● **Data lines**:
** begin **

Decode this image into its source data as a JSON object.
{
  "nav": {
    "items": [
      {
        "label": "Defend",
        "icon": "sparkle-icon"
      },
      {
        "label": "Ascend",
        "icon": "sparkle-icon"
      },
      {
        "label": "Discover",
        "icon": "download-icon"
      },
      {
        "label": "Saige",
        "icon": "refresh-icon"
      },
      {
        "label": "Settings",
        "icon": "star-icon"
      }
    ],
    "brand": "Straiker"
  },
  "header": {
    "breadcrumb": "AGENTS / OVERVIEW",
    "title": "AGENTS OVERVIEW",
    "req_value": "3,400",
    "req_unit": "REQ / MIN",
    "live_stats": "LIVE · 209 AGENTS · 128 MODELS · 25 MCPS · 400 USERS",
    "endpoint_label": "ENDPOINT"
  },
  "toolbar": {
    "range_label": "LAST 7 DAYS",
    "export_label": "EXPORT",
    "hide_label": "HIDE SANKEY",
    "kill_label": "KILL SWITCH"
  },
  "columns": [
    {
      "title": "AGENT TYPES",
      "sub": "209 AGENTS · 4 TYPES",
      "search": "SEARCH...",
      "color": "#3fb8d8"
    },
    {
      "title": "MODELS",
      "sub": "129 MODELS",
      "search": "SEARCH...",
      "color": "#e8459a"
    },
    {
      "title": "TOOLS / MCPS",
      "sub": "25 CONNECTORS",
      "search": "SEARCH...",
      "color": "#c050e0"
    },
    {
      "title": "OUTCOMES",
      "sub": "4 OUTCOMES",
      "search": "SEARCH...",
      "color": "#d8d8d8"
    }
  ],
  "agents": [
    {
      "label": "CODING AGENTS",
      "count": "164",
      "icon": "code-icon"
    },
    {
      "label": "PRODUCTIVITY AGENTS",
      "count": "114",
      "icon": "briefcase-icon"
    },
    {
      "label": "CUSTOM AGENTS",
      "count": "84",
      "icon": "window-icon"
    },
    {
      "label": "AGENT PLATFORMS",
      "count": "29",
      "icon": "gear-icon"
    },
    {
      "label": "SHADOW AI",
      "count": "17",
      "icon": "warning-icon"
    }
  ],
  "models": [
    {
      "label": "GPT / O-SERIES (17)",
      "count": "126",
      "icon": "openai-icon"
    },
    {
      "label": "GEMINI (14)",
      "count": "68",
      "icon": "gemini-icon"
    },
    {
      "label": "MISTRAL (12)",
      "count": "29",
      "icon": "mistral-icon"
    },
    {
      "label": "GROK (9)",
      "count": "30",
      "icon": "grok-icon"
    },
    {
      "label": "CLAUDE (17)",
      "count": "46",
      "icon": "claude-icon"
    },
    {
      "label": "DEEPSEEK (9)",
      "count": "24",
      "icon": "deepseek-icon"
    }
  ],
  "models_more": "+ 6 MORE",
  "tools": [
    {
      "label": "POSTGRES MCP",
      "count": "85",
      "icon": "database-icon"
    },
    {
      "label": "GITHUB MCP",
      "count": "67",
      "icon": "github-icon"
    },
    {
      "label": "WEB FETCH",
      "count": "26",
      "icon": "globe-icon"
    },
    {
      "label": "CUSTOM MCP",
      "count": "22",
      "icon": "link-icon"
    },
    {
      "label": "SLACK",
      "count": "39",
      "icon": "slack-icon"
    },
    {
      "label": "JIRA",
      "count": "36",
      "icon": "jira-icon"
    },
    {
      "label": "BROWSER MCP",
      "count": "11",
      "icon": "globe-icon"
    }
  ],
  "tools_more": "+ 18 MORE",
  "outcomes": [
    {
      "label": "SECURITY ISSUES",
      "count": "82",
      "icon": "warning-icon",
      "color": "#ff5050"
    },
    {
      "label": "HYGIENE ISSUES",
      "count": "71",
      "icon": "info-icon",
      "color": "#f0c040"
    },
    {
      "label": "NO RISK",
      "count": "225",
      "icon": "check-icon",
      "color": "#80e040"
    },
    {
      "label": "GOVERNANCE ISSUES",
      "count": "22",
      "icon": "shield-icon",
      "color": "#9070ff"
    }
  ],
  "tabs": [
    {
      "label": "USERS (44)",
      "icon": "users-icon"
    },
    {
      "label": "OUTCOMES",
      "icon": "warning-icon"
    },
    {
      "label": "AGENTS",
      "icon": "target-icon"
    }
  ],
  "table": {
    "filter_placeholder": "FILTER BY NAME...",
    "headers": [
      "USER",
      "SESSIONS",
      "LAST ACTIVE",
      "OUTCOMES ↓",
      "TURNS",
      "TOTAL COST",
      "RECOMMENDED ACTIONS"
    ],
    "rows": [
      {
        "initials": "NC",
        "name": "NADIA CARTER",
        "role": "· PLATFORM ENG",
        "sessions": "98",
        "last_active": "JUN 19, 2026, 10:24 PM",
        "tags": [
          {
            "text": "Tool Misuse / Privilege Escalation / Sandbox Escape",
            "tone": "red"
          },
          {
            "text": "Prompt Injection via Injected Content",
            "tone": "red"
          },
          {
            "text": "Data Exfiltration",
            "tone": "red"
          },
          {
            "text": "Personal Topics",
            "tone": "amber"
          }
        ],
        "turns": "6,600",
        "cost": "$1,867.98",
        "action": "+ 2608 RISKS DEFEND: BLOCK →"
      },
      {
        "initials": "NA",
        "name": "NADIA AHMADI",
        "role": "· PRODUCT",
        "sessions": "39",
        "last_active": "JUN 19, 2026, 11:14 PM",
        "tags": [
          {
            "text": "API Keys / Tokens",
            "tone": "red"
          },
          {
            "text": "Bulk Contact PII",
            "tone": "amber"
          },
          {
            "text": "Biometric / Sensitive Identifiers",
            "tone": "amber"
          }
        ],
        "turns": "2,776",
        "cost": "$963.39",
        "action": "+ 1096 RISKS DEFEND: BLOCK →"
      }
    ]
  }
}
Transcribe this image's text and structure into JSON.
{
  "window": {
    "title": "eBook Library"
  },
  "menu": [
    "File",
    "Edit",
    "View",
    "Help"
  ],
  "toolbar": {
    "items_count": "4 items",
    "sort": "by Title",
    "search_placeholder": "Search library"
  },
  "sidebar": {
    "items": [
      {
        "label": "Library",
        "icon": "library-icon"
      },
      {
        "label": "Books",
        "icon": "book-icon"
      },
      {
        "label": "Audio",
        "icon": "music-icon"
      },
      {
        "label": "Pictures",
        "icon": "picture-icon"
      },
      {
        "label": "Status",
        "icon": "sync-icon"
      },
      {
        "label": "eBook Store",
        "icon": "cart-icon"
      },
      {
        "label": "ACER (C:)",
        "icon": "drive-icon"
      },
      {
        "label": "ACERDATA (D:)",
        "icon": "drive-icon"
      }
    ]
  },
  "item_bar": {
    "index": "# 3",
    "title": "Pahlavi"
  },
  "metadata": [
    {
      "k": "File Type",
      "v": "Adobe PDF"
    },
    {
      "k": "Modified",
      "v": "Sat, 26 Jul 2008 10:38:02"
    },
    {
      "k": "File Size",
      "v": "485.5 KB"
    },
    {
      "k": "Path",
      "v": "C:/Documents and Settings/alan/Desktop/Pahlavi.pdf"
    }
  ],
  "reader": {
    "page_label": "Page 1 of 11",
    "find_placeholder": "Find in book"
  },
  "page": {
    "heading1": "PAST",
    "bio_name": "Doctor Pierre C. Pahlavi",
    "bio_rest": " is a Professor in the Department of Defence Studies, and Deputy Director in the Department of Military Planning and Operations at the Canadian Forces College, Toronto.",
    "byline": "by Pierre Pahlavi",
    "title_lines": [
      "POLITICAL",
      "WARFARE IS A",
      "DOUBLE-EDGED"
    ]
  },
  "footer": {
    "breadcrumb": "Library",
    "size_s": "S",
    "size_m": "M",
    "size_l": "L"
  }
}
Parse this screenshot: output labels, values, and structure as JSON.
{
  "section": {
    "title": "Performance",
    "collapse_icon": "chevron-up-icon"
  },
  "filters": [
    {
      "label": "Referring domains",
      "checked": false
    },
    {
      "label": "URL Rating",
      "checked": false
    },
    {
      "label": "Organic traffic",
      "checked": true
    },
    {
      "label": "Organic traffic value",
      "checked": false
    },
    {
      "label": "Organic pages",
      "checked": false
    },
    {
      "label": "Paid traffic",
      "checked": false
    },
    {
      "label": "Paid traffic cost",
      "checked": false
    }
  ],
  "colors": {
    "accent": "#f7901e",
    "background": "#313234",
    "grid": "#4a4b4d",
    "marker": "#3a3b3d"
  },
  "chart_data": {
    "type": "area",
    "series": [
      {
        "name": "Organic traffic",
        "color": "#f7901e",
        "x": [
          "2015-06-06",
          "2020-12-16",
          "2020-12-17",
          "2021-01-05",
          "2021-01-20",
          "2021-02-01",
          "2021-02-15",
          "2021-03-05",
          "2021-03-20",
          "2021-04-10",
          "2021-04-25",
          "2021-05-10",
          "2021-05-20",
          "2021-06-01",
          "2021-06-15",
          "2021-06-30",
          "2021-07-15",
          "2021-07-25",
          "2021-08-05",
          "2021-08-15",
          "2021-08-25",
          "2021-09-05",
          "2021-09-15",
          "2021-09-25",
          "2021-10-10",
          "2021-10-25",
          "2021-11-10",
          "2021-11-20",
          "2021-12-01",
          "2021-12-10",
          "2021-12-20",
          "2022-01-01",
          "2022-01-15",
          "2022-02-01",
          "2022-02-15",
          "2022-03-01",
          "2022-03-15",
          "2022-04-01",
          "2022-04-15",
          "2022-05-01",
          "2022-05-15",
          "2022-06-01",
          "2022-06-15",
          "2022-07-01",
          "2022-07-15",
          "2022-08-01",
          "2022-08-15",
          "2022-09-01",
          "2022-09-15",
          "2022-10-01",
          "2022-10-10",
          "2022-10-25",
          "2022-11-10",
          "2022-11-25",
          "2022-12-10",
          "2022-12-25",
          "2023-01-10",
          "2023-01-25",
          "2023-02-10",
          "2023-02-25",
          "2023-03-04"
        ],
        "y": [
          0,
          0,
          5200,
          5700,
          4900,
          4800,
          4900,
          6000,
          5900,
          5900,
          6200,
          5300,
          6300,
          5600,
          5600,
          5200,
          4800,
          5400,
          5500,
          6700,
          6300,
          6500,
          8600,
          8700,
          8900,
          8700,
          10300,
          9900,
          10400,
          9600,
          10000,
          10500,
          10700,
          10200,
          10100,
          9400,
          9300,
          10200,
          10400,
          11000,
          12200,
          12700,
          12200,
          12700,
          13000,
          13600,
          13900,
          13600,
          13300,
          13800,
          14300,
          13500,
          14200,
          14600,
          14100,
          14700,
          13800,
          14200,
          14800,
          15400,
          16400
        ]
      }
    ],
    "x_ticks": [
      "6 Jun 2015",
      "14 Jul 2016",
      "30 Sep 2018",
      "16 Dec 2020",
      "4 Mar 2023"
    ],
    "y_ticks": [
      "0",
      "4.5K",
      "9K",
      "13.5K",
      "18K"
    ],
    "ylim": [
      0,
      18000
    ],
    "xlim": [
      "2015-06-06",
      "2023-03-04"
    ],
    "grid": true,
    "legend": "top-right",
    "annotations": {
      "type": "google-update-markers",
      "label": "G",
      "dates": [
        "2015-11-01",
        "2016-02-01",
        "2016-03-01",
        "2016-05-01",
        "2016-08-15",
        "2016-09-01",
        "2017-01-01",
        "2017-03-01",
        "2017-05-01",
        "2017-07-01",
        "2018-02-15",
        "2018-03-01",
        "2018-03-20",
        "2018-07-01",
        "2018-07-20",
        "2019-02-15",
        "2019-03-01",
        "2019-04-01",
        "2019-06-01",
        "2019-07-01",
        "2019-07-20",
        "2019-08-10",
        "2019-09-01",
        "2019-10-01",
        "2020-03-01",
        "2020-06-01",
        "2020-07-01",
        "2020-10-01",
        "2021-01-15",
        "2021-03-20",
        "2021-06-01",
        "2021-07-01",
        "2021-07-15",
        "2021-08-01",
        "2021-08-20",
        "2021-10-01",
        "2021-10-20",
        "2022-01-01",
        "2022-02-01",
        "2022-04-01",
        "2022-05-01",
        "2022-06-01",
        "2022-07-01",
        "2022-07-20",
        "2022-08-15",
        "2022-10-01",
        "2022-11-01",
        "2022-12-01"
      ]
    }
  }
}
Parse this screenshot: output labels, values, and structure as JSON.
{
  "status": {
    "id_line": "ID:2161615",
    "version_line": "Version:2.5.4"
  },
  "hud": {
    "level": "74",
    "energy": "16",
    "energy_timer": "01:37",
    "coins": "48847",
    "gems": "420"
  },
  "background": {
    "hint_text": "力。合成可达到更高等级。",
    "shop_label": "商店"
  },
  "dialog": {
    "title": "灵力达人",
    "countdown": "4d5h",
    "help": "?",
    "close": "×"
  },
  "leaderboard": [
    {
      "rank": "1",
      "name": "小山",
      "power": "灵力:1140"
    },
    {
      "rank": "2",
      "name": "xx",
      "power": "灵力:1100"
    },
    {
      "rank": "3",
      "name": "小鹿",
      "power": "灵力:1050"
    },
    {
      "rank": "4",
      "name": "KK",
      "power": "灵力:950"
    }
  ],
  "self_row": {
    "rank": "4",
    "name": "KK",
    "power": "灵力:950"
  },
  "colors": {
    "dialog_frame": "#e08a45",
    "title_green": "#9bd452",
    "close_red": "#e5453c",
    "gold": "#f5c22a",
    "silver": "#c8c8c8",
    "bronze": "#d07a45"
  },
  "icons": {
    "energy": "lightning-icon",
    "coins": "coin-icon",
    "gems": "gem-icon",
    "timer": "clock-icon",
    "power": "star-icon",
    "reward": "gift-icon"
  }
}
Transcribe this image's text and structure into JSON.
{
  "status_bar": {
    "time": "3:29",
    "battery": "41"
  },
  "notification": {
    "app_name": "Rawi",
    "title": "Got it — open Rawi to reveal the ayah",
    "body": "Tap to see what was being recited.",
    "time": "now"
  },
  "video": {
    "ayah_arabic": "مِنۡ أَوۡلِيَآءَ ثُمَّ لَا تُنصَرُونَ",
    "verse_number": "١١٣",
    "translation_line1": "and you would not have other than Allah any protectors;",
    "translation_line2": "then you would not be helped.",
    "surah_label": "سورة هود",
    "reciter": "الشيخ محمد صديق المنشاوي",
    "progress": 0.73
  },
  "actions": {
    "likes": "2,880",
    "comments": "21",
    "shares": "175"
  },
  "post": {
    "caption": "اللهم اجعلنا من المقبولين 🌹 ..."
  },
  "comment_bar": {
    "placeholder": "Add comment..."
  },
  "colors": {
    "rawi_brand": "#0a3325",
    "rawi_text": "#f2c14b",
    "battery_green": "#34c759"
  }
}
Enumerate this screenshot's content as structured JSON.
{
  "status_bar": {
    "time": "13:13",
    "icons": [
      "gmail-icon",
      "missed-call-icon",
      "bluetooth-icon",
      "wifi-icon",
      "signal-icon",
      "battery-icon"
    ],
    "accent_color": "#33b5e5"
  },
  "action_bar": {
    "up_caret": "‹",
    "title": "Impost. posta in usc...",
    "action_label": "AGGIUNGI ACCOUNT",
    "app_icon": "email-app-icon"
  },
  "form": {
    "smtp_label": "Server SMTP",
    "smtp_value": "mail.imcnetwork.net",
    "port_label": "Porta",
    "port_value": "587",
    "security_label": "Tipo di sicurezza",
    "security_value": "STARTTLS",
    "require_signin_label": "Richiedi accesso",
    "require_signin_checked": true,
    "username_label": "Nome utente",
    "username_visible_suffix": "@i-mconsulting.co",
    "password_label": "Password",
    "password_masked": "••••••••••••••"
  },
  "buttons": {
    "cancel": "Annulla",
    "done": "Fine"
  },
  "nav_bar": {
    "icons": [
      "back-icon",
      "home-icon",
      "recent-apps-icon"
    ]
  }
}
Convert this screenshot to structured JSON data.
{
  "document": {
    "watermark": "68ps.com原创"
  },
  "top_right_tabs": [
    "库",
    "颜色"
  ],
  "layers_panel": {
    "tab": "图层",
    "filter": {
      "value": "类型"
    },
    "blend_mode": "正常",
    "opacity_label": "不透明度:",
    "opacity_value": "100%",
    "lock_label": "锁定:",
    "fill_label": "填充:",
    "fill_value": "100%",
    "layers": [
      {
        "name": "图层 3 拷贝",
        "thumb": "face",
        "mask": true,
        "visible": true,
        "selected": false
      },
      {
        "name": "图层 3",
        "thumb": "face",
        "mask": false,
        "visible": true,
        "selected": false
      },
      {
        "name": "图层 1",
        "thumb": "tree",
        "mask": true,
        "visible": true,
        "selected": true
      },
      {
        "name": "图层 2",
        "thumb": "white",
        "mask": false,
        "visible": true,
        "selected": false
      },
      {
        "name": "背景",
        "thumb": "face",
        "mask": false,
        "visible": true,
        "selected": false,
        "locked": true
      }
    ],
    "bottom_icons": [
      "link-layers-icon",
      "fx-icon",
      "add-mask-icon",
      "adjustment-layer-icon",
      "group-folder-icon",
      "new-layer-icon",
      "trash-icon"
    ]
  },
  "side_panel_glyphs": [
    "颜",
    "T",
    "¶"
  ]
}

** end **

● **Task directions**:
Looking at the records above, count the lines where the word "ISSUES" appears. State only the number.

● **Written solution**:
3